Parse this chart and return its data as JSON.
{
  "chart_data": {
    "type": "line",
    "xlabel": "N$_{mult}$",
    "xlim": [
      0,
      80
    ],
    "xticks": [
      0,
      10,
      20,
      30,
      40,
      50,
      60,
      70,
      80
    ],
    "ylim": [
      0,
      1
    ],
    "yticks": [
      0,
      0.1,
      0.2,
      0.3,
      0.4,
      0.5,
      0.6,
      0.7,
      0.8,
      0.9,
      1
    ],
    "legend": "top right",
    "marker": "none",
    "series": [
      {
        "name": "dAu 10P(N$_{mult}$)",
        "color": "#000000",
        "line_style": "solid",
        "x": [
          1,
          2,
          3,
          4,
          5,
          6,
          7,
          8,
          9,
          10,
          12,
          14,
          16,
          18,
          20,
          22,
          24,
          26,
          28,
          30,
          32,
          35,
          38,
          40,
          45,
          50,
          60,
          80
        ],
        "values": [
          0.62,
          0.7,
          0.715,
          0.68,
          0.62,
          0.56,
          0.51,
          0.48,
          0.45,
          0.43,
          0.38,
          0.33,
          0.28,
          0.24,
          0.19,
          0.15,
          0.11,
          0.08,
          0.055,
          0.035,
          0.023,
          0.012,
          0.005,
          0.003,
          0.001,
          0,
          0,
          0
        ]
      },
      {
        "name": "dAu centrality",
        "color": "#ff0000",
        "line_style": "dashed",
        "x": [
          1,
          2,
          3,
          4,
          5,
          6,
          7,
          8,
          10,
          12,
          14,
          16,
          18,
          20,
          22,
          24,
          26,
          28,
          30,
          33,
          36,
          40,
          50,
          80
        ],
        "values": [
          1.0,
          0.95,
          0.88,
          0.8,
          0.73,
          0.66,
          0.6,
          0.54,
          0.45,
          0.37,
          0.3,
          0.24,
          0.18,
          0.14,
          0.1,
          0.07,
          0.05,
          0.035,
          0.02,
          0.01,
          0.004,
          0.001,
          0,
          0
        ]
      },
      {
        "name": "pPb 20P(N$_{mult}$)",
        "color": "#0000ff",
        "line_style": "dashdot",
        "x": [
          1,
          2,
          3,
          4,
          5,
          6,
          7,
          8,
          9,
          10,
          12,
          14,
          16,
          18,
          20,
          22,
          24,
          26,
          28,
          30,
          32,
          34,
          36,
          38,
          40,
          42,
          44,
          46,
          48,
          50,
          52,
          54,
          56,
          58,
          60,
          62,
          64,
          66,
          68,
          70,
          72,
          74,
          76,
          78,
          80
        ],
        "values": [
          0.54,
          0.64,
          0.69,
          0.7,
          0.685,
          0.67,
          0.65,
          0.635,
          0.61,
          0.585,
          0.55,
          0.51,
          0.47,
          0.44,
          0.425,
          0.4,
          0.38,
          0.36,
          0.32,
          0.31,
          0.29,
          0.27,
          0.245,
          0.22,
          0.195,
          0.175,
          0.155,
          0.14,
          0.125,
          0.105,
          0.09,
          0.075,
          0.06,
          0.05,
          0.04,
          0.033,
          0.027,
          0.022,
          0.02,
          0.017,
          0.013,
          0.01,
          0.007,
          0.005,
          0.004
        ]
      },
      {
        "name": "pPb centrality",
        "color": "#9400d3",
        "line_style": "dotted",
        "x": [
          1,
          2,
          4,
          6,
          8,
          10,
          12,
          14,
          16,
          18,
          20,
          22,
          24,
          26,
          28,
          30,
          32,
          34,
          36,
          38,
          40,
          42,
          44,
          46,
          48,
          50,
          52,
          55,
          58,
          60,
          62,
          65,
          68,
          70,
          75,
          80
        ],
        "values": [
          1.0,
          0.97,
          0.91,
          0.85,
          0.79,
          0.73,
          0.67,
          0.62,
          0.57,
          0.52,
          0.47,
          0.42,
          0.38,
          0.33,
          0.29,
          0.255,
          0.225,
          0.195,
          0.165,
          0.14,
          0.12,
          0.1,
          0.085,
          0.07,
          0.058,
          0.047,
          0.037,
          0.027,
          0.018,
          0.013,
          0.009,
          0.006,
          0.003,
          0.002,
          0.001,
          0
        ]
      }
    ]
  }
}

■ ■ ■ ■ ■

Written instruction - Go through the material above and copy each line that has the word "centrality".

Written response -
        "name": "dAu centrality",
        "name": "pPb centrality",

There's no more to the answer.